* _Exercise_: Give the number of lines that include the word "screenshot", and nothing else.

(Data items)
==================================================
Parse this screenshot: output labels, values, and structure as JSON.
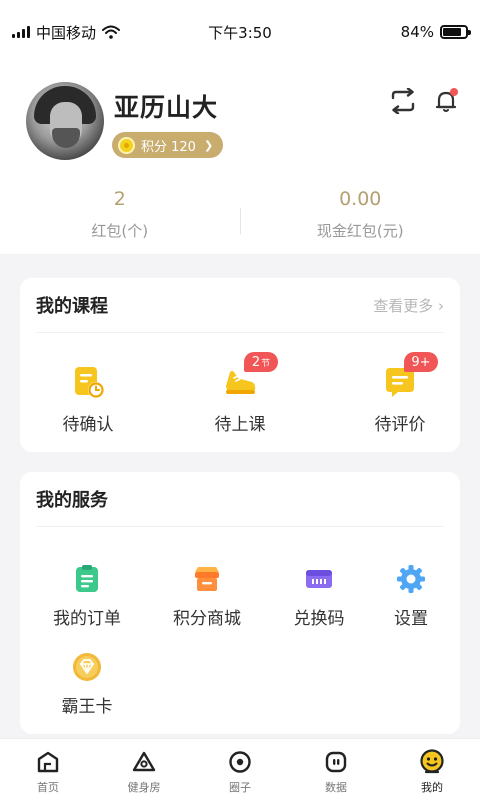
{
  "status_bar": {
    "carrier": "中国移动",
    "time": "下午3:50",
    "battery": "84%",
    "battery_level": 0.84
  },
  "profile": {
    "name": "亚历山大",
    "points_label": "积分 120",
    "stats": [
      {
        "value": "2",
        "label": "红包(个)"
      },
      {
        "value": "0.00",
        "label": "现金红包(元)"
      }
    ]
  },
  "courses": {
    "title": "我的课程",
    "more": "查看更多",
    "items": [
      {
        "label": "待确认",
        "icon": "clipboard-clock-icon",
        "badge": ""
      },
      {
        "label": "待上课",
        "icon": "sneaker-icon",
        "badge": "2",
        "badge_unit": "节"
      },
      {
        "label": "待评价",
        "icon": "comment-icon",
        "badge": "9+"
      }
    ]
  },
  "services": {
    "title": "我的服务",
    "items": [
      {
        "label": "我的订单",
        "icon": "order-list-icon"
      },
      {
        "label": "积分商城",
        "icon": "shop-icon"
      },
      {
        "label": "兑换码",
        "icon": "ticket-icon"
      },
      {
        "label": "设置",
        "icon": "gear-icon"
      },
      {
        "label": "霸王卡",
        "icon": "diamond-card-icon"
      }
    ]
  },
  "tabbar": {
    "items": [
      {
        "label": "首页",
        "icon": "home-icon"
      },
      {
        "label": "健身房",
        "icon": "gym-icon"
      },
      {
        "label": "圈子",
        "icon": "circle-icon"
      },
      {
        "label": "数据",
        "icon": "data-icon"
      },
      {
        "label": "我的",
        "icon": "profile-icon",
        "active": true
      }
    ]
  },
  "colors": {
    "accent_gold": "#c8ad6f",
    "badge_red": "#f15555",
    "stat_value": "#b4a070"
  }
}
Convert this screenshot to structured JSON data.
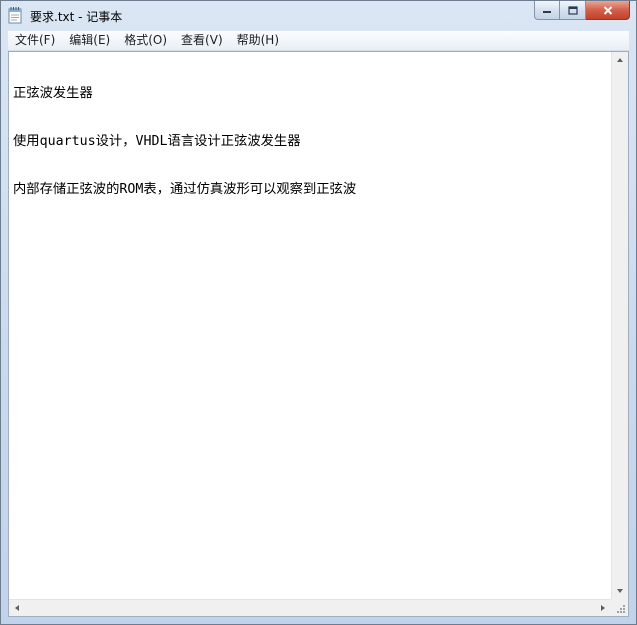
{
  "window": {
    "title": "要求.txt - 记事本",
    "icon": "notepad-icon"
  },
  "caption": {
    "minimize_icon": "minimize-icon",
    "maximize_icon": "maximize-icon",
    "close_icon": "close-icon"
  },
  "menu": {
    "items": [
      {
        "label": "文件(F)"
      },
      {
        "label": "编辑(E)"
      },
      {
        "label": "格式(O)"
      },
      {
        "label": "查看(V)"
      },
      {
        "label": "帮助(H)"
      }
    ]
  },
  "document": {
    "lines": [
      "正弦波发生器",
      "使用quartus设计，VHDL语言设计正弦波发生器",
      "内部存储正弦波的ROM表，通过仿真波形可以观察到正弦波"
    ]
  },
  "colors": {
    "close_button": "#c2402a",
    "frame": "#c9d9ee",
    "text": "#000000"
  }
}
==================================================
* _Response for this exercise_: 2